------ RECORDS ------

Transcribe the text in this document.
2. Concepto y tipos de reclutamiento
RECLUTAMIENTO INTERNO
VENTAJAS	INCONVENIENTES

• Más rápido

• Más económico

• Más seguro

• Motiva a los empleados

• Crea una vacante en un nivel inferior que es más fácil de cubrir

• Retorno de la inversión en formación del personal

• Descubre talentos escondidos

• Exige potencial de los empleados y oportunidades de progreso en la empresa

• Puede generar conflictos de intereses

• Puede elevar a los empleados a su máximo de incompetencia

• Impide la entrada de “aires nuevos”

------

> SHORT TASK: Quote all of the entries verbatim.

> RESULT:
Transcribe the text in this document.
2. Concepto y tipos de reclutamiento
RECLUTAMIENTO INTERNO
VENTAJAS	INCONVENIENTES

• Más rápido

• Más económico

• Más seguro

• Motiva a los empleados

• Crea una vacante en un nivel inferior que es más fácil de cubrir

• Retorno de la inversión en formación del personal

• Descubre talentos escondidos

• Exige potencial de los empleados y oportunidades de progreso en la empresa

• Puede generar conflictos de intereses

• Puede elevar a los empleados a su máximo de incompetencia

• Impide la entrada de “aires nuevos”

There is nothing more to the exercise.